● **What you need to do**
Restate the listing that follows word for word, without its pictures.

Dataset entries on figures
· · ·

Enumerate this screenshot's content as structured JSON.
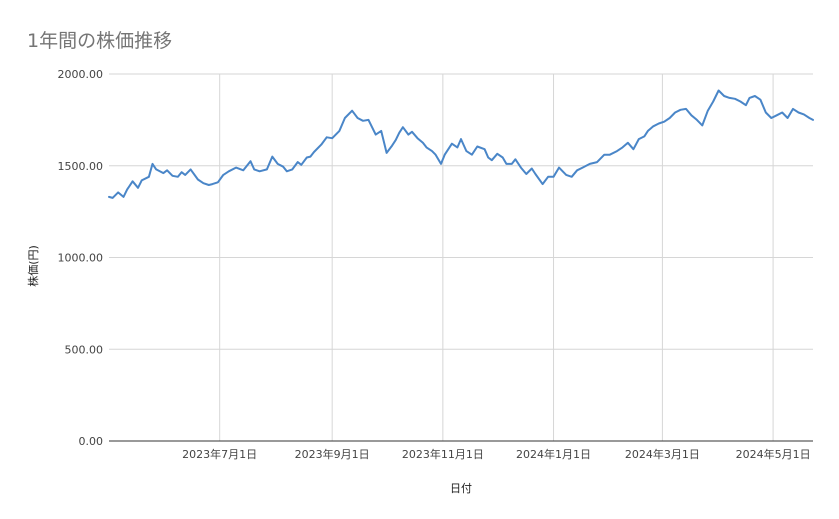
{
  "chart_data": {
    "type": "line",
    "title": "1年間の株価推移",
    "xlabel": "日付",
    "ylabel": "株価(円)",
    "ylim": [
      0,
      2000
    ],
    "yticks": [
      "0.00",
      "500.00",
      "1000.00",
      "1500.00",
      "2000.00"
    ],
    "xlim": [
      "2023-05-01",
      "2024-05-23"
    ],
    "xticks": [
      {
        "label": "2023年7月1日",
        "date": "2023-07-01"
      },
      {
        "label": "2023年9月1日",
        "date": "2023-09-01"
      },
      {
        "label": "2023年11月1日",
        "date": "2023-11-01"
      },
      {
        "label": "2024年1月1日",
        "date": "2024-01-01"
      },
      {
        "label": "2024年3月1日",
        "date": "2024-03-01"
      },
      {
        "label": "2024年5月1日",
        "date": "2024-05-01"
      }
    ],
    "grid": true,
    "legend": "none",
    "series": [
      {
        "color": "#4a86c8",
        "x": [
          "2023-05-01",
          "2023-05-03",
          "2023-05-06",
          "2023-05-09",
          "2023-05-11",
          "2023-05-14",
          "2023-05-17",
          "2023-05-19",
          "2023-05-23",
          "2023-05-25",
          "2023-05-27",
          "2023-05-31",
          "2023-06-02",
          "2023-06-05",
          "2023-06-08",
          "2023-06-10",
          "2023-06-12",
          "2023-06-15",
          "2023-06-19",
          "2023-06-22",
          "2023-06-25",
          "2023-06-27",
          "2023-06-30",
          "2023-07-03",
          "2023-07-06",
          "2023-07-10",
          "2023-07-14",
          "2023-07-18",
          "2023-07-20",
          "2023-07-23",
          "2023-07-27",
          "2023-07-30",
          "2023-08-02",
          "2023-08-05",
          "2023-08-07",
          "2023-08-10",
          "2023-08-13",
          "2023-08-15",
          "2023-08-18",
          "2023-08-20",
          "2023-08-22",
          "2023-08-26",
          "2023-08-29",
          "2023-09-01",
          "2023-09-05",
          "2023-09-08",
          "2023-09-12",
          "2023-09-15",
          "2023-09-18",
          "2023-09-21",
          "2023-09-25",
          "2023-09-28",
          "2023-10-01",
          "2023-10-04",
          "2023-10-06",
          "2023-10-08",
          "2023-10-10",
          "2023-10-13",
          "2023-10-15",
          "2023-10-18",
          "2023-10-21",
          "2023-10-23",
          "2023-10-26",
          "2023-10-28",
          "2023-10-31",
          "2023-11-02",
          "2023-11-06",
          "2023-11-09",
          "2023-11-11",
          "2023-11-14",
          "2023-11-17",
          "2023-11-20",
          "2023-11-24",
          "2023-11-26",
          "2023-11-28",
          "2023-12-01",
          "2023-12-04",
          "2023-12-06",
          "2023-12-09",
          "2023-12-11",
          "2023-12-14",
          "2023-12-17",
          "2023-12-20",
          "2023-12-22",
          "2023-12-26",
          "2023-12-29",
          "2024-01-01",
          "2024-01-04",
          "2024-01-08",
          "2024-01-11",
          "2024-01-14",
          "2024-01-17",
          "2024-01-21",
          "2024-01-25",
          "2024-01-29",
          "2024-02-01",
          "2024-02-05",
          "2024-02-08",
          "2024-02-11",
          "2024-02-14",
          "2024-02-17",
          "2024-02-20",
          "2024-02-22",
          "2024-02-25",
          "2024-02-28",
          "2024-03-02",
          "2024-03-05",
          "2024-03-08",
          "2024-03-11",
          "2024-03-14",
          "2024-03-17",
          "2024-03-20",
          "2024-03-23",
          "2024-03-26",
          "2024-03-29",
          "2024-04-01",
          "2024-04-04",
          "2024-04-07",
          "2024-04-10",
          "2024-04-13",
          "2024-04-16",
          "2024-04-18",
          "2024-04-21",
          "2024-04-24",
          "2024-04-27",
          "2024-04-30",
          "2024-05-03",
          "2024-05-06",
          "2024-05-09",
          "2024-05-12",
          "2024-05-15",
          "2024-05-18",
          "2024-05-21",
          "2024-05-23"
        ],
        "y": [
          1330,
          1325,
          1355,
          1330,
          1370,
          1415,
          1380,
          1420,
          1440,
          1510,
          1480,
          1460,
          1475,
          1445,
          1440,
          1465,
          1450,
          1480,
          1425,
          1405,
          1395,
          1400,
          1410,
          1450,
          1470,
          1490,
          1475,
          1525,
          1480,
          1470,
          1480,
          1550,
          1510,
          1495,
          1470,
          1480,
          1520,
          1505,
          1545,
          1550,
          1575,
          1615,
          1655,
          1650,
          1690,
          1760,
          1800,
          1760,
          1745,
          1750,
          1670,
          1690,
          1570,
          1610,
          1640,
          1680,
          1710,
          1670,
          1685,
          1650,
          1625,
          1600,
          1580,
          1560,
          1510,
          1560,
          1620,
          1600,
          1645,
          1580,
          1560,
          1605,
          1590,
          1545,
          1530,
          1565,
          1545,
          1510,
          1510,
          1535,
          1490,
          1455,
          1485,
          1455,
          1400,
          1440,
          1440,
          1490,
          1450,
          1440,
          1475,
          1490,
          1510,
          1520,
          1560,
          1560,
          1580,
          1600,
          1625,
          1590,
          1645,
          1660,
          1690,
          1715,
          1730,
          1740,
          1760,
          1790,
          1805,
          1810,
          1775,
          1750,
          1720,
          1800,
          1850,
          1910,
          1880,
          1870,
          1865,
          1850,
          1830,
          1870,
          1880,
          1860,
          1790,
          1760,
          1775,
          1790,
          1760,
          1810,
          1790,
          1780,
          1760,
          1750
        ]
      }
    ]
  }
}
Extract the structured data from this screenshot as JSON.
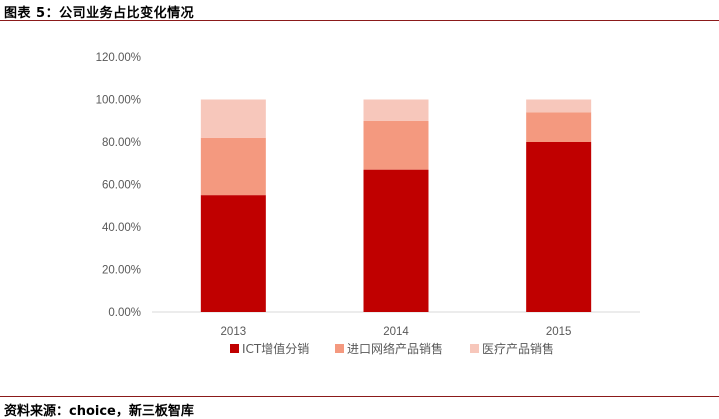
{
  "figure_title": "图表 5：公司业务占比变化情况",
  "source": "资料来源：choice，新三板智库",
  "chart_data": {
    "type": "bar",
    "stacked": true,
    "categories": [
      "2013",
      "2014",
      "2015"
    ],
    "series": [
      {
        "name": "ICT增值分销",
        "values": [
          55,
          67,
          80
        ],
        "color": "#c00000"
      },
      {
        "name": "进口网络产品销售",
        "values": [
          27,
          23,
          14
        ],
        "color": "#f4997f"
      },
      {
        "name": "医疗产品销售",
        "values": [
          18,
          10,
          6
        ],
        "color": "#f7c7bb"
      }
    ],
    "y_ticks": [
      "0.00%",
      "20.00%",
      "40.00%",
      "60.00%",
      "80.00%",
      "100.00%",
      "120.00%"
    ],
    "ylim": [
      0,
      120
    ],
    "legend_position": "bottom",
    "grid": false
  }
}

· · ·

● **Output of the task**
Enumerate this screenshot's content as structured JSON.
{
  "chart_data": {
    "type": "line",
    "title": "1年間の株価推移",
    "xlabel": "日付",
    "ylabel": "株価(円)",
    "ylim": [
      0,
      2000
    ],
    "yticks": [
      "0.00",
      "500.00",
      "1000.00",
      "1500.00",
      "2000.00"
    ],
    "xlim": [
      "2023-05-01",
      "2024-05-23"
    ],
    "xticks": [
      {
        "label": "2023年7月1日",
        "date": "2023-07-01"
      },
      {
        "label": "2023年9月1日",
        "date": "2023-09-01"
      },
      {
        "label": "2023年11月1日",
        "date": "2023-11-01"
      },
      {
        "label": "2024年1月1日",
        "date": "2024-01-01"
      },
      {
        "label": "2024年3月1日",
        "date": "2024-03-01"
      },
      {
        "label": "2024年5月1日",
        "date": "2024-05-01"
      }
    ],
    "grid": true,
    "legend": "none",
    "series": [
      {
        "color": "#4a86c8",
        "x": [
          "2023-05-01",
          "2023-05-03",
          "2023-05-06",
          "2023-05-09",
          "2023-05-11",
          "2023-05-14",
          "2023-05-17",
          "2023-05-19",
          "2023-05-23",
          "2023-05-25",
          "2023-05-27",
          "2023-05-31",
          "2023-06-02",
          "2023-06-05",
          "2023-06-08",
          "2023-06-10",
          "2023-06-12",
          "2023-06-15",
          "2023-06-19",
          "2023-06-22",
          "2023-06-25",
          "2023-06-27",
          "2023-06-30",
          "2023-07-03",
          "2023-07-06",
          "2023-07-10",
          "2023-07-14",
          "2023-07-18",
          "2023-07-20",
          "2023-07-23",
          "2023-07-27",
          "2023-07-30",
          "2023-08-02",
          "2023-08-05",
          "2023-08-07",
          "2023-08-10",
          "2023-08-13",
          "2023-08-15",
          "2023-08-18",
          "2023-08-20",
          "2023-08-22",
          "2023-08-26",
          "2023-08-29",
          "2023-09-01",
          "2023-09-05",
          "2023-09-08",
          "2023-09-12",
          "2023-09-15",
          "2023-09-18",
          "2023-09-21",
          "2023-09-25",
          "2023-09-28",
          "2023-10-01",
          "2023-10-04",
          "2023-10-06",
          "2023-10-08",
          "2023-10-10",
          "2023-10-13",
          "2023-10-15",
          "2023-10-18",
          "2023-10-21",
          "2023-10-23",
          "2023-10-26",
          "2023-10-28",
          "2023-10-31",
          "2023-11-02",
          "2023-11-06",
          "2023-11-09",
          "2023-11-11",
          "2023-11-14",
          "2023-11-17",
          "2023-11-20",
          "2023-11-24",
          "2023-11-26",
          "2023-11-28",
          "2023-12-01",
          "2023-12-04",
          "2023-12-06",
          "2023-12-09",
          "2023-12-11",
          "2023-12-14",
          "2023-12-17",
          "2023-12-20",
          "2023-12-22",
          "2023-12-26",
          "2023-12-29",
          "2024-01-01",
          "2024-01-04",
          "2024-01-08",
          "2024-01-11",
          "2024-01-14",
          "2024-01-17",
          "2024-01-21",
          "2024-01-25",
          "2024-01-29",
          "2024-02-01",
          "2024-02-05",
          "2024-02-08",
          "2024-02-11",
          "2024-02-14",
          "2024-02-17",
          "2024-02-20",
          "2024-02-22",
          "2024-02-25",
          "2024-02-28",
          "2024-03-02",
          "2024-03-05",
          "2024-03-08",
          "2024-03-11",
          "2024-03-14",
          "2024-03-17",
          "2024-03-20",
          "2024-03-23",
          "2024-03-26",
          "2024-03-29",
          "2024-04-01",
          "2024-04-04",
          "2024-04-07",
          "2024-04-10",
          "2024-04-13",
          "2024-04-16",
          "2024-04-18",
          "2024-04-21",
          "2024-04-24",
          "2024-04-27",
          "2024-04-30",
          "2024-05-03",
          "2024-05-06",
          "2024-05-09",
          "2024-05-12",
          "2024-05-15",
          "2024-05-18",
          "2024-05-21",
          "2024-05-23"
        ],
        "y": [
          1330,
          1325,
          1355,
          1330,
          1370,
          1415,
          1380,
          1420,
          1440,
          1510,
          1480,
          1460,
          1475,
          1445,
          1440,
          1465,
          1450,
          1480,
          1425,
          1405,
          1395,
          1400,
          1410,
          1450,
          1470,
          1490,
          1475,
          1525,
          1480,
          1470,
          1480,
          1550,
          1510,
          1495,
          1470,
          1480,
          1520,
          1505,
          1545,
          1550,
          1575,
          1615,
          1655,
          1650,
          1690,
          1760,
          1800,
          1760,
          1745,
          1750,
          1670,
          1690,
          1570,
          1610,
          1640,
          1680,
          1710,
          1670,
          1685,
          1650,
          1625,
          1600,
          1580,
          1560,
          1510,
          1560,
          1620,
          1600,
          1645,
          1580,
          1560,
          1605,
          1590,
          1545,
          1530,
          1565,
          1545,
          1510,
          1510,
          1535,
          1490,
          1455,
          1485,
          1455,
          1400,
          1440,
          1440,
          1490,
          1450,
          1440,
          1475,
          1490,
          1510,
          1520,
          1560,
          1560,
          1580,
          1600,
          1625,
          1590,
          1645,
          1660,
          1690,
          1715,
          1730,
          1740,
          1760,
          1790,
          1805,
          1810,
          1775,
          1750,
          1720,
          1800,
          1850,
          1910,
          1880,
          1870,
          1865,
          1850,
          1830,
          1870,
          1880,
          1860,
          1790,
          1760,
          1775,
          1790,
          1760,
          1810,
          1790,
          1780,
          1760,
          1750
        ]
      }
    ]
  }
}
Extract the structured data from this screenshot as JSON.
{
  "figure_title": "图表 5：公司业务占比变化情况",
  "source": "资料来源：choice，新三板智库",
  "chart_data": {
    "type": "bar",
    "stacked": true,
    "categories": [
      "2013",
      "2014",
      "2015"
    ],
    "series": [
      {
        "name": "ICT增值分销",
        "values": [
          55,
          67,
          80
        ],
        "color": "#c00000"
      },
      {
        "name": "进口网络产品销售",
        "values": [
          27,
          23,
          14
        ],
        "color": "#f4997f"
      },
      {
        "name": "医疗产品销售",
        "values": [
          18,
          10,
          6
        ],
        "color": "#f7c7bb"
      }
    ],
    "y_ticks": [
      "0.00%",
      "20.00%",
      "40.00%",
      "60.00%",
      "80.00%",
      "100.00%",
      "120.00%"
    ],
    "ylim": [
      0,
      120
    ],
    "legend_position": "bottom",
    "grid": false
  }
}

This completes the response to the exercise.